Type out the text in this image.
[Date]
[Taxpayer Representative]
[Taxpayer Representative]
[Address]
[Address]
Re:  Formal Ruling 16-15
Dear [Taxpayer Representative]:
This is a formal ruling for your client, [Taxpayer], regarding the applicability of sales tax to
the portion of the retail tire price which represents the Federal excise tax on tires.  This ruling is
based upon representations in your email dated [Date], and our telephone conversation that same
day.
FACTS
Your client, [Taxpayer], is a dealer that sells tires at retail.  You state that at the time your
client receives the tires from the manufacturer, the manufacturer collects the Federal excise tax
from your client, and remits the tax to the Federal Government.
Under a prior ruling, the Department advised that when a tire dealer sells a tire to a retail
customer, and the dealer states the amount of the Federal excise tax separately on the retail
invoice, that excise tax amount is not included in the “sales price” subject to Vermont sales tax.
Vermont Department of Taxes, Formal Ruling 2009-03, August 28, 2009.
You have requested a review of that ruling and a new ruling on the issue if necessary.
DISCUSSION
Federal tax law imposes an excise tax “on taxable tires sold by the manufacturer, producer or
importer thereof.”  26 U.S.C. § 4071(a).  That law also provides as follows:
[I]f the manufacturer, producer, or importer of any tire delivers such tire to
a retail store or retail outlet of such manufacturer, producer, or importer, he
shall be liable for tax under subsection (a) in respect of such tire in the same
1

> [WRITTEN EXERCISE]: Only the number is wanted: how many lines in the data include the word "Federal"?

> [RESPONSE TO THIS TASK]: 5